*** DATA SUPPLIED

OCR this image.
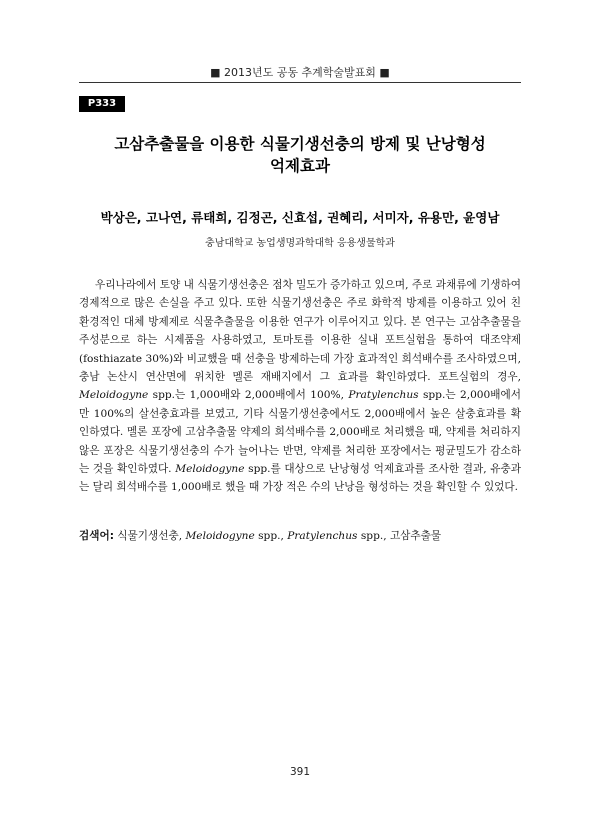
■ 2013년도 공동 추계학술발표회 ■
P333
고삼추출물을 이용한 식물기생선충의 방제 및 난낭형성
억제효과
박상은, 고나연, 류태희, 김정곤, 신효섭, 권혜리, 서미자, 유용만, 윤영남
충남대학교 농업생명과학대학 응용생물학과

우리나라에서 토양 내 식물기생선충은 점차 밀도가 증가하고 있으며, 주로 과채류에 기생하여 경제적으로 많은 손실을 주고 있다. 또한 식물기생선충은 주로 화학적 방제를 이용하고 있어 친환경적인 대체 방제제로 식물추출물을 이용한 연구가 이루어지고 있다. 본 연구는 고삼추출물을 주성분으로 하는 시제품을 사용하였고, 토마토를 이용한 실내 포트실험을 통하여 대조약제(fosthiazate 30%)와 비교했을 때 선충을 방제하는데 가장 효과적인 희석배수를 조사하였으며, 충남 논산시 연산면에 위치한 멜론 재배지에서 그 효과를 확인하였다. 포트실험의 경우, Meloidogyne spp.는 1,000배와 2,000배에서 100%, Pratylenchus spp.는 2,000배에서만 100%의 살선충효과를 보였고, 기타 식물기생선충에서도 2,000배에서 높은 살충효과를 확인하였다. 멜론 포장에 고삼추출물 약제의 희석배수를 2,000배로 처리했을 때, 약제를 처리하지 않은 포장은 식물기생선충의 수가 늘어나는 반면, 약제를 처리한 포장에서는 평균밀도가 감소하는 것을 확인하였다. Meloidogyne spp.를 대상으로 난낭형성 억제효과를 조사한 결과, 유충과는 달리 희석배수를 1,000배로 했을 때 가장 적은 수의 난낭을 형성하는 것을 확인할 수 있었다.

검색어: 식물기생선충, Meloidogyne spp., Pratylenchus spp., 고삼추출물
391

******
*** DATA SUPPLIED

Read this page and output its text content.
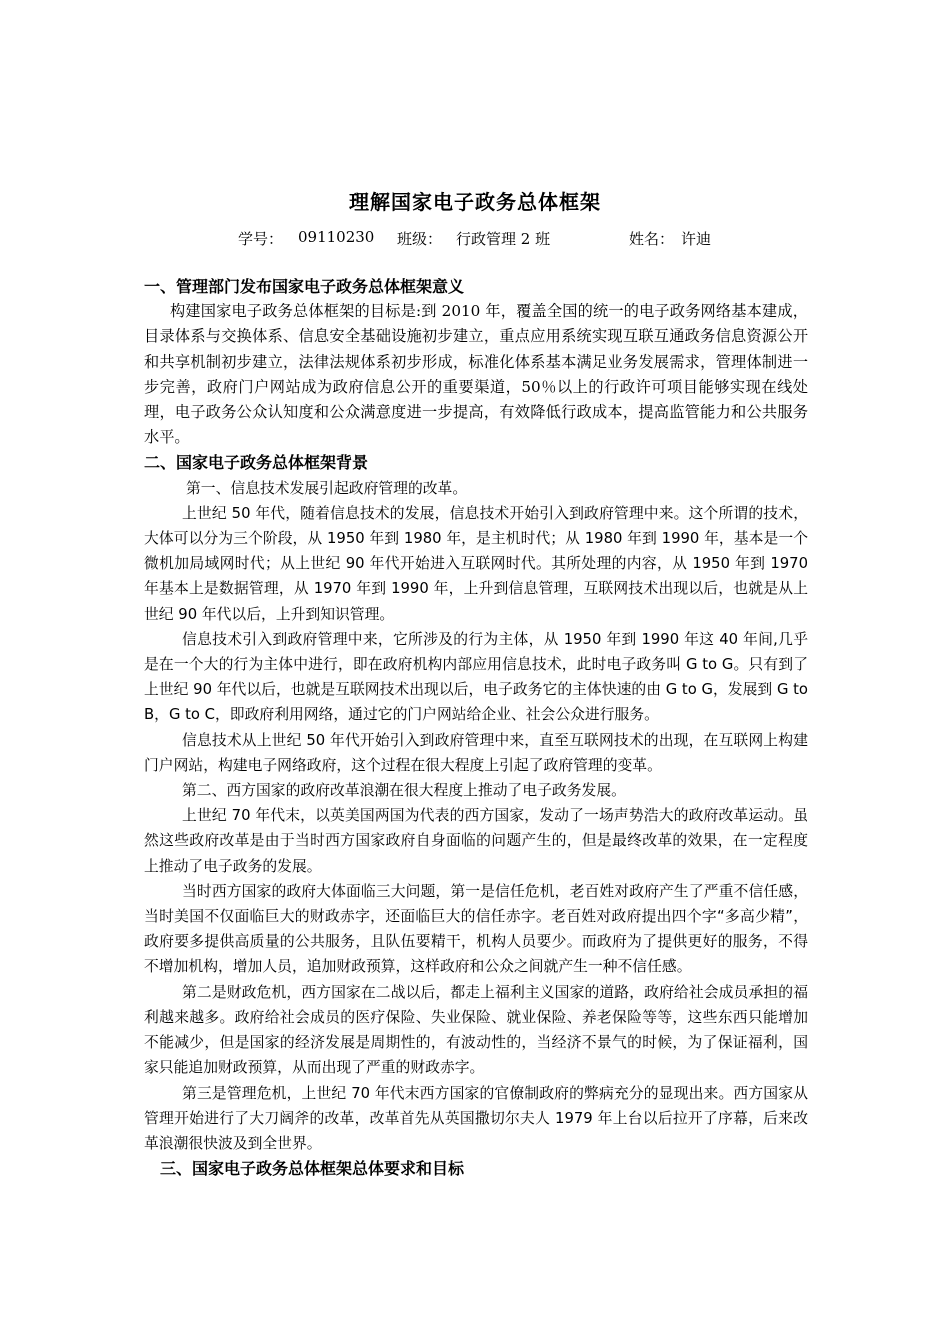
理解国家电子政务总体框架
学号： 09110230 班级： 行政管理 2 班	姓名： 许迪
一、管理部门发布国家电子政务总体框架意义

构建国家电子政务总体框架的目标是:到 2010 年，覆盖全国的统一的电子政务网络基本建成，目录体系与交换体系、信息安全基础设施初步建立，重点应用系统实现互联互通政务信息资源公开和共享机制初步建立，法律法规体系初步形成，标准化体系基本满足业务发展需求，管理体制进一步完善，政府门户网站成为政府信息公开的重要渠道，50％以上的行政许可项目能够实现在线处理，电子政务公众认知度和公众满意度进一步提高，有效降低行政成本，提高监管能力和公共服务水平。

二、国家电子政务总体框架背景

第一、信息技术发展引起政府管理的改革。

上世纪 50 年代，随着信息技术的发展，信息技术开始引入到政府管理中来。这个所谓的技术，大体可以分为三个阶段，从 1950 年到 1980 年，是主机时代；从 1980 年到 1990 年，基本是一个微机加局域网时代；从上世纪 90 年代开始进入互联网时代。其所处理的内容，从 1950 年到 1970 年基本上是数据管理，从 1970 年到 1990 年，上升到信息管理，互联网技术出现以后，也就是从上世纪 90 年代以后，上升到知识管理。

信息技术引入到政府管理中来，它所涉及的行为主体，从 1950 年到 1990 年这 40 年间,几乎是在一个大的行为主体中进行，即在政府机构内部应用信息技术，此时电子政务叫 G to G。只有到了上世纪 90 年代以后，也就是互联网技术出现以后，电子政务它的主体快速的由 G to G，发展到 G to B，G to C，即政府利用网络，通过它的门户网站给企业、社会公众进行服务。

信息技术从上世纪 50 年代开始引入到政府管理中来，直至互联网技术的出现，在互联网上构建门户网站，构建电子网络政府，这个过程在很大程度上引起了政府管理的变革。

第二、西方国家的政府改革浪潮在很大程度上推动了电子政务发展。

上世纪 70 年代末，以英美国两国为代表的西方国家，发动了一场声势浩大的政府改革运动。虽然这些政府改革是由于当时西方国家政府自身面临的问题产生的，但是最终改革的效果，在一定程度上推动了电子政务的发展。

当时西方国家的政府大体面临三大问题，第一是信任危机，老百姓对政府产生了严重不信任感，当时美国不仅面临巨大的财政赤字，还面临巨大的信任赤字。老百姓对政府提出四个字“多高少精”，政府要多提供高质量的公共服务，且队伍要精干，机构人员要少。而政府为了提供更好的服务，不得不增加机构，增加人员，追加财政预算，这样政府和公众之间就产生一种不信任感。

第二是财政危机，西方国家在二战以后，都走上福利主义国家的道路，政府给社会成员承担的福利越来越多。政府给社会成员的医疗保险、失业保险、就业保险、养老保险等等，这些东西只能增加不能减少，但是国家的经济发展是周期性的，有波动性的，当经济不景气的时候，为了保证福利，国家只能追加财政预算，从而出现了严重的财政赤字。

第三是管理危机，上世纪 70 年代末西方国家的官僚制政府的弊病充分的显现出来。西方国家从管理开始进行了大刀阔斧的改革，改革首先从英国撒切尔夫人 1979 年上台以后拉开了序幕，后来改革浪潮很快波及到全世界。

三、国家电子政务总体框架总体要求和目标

******

WRITTEN REQUEST = Find every line that holds "this" and copy it.

EXERCISE RESULT =
OCR this image.
Read this page and output its text content.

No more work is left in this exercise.